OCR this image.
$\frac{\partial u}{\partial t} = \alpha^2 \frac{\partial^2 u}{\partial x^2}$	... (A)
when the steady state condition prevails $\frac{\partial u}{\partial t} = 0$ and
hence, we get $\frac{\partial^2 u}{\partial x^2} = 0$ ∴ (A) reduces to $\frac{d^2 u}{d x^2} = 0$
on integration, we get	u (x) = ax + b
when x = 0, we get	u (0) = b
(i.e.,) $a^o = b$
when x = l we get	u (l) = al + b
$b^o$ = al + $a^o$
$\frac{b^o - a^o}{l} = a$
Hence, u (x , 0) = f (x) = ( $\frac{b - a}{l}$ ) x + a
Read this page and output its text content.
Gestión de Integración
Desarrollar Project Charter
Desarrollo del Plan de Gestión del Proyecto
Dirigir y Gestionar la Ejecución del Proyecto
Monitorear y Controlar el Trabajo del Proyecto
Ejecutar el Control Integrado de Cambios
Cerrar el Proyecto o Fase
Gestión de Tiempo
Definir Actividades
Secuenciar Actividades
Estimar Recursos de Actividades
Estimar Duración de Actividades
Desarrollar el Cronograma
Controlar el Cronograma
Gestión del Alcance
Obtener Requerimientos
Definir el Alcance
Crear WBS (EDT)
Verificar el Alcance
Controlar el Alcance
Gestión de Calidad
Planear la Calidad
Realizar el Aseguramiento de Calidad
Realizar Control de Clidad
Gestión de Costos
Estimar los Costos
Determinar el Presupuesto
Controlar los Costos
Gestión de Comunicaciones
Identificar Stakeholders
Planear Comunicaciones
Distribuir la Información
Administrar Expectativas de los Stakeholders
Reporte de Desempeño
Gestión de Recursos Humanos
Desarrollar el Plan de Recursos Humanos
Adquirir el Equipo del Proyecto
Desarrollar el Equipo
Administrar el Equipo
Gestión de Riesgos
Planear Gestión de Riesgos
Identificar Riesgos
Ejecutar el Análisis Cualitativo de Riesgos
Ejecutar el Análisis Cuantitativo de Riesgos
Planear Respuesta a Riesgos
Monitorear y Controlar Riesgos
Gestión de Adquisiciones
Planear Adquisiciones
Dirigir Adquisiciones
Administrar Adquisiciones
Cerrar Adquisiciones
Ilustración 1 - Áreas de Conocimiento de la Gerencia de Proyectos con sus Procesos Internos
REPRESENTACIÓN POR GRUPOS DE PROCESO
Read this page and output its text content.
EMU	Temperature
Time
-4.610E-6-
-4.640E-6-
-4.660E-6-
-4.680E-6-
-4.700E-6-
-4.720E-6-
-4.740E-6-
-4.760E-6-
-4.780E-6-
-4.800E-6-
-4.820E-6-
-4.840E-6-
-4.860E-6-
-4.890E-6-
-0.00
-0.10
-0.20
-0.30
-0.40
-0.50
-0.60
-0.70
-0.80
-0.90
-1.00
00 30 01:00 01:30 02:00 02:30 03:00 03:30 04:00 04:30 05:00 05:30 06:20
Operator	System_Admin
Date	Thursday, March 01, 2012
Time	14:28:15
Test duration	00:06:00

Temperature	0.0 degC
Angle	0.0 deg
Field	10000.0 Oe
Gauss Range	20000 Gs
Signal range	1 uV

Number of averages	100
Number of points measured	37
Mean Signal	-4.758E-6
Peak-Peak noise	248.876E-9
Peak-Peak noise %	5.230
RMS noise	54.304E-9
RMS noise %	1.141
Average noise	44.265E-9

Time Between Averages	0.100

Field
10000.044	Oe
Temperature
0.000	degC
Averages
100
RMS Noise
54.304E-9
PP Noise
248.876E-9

Task instructions
Go through the records above, find every line with the word "Costos", and list those lines.

Solution to this task
Gestión de Costos
Estimar los Costos
Controlar los Costos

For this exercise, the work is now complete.